• Input:
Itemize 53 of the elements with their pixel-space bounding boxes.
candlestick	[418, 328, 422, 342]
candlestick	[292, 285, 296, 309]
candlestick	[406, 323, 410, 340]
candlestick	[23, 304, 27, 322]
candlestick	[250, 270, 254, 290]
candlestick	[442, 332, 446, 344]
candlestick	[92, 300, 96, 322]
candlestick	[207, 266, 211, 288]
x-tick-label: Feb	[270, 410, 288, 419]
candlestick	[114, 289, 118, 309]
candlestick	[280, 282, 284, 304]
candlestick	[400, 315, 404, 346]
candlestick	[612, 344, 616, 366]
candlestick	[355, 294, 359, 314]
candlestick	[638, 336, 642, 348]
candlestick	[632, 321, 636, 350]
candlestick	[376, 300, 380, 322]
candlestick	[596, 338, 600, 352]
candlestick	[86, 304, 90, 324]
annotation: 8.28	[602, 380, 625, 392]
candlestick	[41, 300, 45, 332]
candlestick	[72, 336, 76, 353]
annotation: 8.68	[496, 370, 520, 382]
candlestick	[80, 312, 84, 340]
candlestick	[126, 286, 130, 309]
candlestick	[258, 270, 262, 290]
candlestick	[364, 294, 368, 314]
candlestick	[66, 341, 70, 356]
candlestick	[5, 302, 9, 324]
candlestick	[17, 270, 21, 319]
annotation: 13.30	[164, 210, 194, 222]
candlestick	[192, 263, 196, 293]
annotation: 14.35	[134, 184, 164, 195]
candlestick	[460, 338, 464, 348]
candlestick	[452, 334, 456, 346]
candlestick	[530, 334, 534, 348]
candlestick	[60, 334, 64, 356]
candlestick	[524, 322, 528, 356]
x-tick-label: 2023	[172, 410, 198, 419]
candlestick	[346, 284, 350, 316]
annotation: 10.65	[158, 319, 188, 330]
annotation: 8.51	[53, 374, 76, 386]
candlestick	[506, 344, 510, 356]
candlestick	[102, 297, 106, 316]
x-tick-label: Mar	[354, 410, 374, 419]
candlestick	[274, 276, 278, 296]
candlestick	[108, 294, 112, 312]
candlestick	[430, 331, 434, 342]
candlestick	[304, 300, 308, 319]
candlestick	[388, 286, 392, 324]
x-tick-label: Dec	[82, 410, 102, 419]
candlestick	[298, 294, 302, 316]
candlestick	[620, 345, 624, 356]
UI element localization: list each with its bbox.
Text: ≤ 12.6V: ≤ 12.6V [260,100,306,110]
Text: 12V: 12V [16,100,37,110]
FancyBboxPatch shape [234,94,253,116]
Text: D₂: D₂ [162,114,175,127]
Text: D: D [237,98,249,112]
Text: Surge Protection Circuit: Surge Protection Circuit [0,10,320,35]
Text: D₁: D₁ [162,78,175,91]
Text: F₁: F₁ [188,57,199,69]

• Written request:
Lay out every line of the rows above as a JSON list of strings, one string per line, leaving out blank lines.

• Reply:
[
  "Itemize 53 of the elements with their pixel-space bounding boxes.",
  "candlestick\t[418, 328, 422, 342]",
  "candlestick\t[292, 285, 296, 309]",
  "candlestick\t[406, 323, 410, 340]",
  "candlestick\t[23, 304, 27, 322]",
  "candlestick\t[250, 270, 254, 290]",
  "candlestick\t[442, 332, 446, 344]",
  "candlestick\t[92, 300, 96, 322]",
  "candlestick\t[207, 266, 211, 288]",
  "x-tick-label: Feb\t[270, 410, 288, 419]",
  "candlestick\t[114, 289, 118, 309]",
  "candlestick\t[280, 282, 284, 304]",
  "candlestick\t[400, 315, 404, 346]",
  "candlestick\t[612, 344, 616, 366]",
  "candlestick\t[355, 294, 359, 314]",
  "candlestick\t[638, 336, 642, 348]",
  "candlestick\t[632, 321, 636, 350]",
  "candlestick\t[376, 300, 380, 322]",
  "candlestick\t[596, 338, 600, 352]",
  "candlestick\t[86, 304, 90, 324]",
  "annotation: 8.28\t[602, 380, 625, 392]",
  "candlestick\t[41, 300, 45, 332]",
  "candlestick\t[72, 336, 76, 353]",
  "annotation: 8.68\t[496, 370, 520, 382]",
  "candlestick\t[80, 312, 84, 340]",
  "candlestick\t[126, 286, 130, 309]",
  "candlestick\t[258, 270, 262, 290]",
  "candlestick\t[364, 294, 368, 314]",
  "candlestick\t[66, 341, 70, 356]",
  "candlestick\t[5, 302, 9, 324]",
  "candlestick\t[17, 270, 21, 319]",
  "annotation: 13.30\t[164, 210, 194, 222]",
  "candlestick\t[192, 263, 196, 293]",
  "annotation: 14.35\t[134, 184, 164, 195]",
  "candlestick\t[460, 338, 464, 348]",
  "candlestick\t[452, 334, 456, 346]",
  "candlestick\t[530, 334, 534, 348]",
  "candlestick\t[60, 334, 64, 356]",
  "candlestick\t[524, 322, 528, 356]",
  "x-tick-label: 2023\t[172, 410, 198, 419]",
  "candlestick\t[346, 284, 350, 316]",
  "annotation: 10.65\t[158, 319, 188, 330]",
  "annotation: 8.51\t[53, 374, 76, 386]",
  "candlestick\t[506, 344, 510, 356]",
  "candlestick\t[102, 297, 106, 316]",
  "x-tick-label: Mar\t[354, 410, 374, 419]",
  "candlestick\t[274, 276, 278, 296]",
  "candlestick\t[108, 294, 112, 312]",
  "candlestick\t[430, 331, 434, 342]",
  "candlestick\t[304, 300, 308, 319]",
  "candlestick\t[388, 286, 392, 324]",
  "x-tick-label: Dec\t[82, 410, 102, 419]",
  "candlestick\t[298, 294, 302, 316]",
  "candlestick\t[620, 345, 624, 356]",
  "UI element localization: list each with its bbox.",
  "Text: ≤ 12.6V: ≤ 12.6V [260,100,306,110]",
  "Text: 12V: 12V [16,100,37,110]",
  "FancyBboxPatch shape [234,94,253,116]",
  "Text: D₂: D₂ [162,114,175,127]",
  "Text: D: D [237,98,249,112]",
  "Text: Surge Protection Circuit: Surge Protection Circuit [0,10,320,35]",
  "Text: D₁: D₁ [162,78,175,91]",
  "Text: F₁: F₁ [188,57,199,69]"
]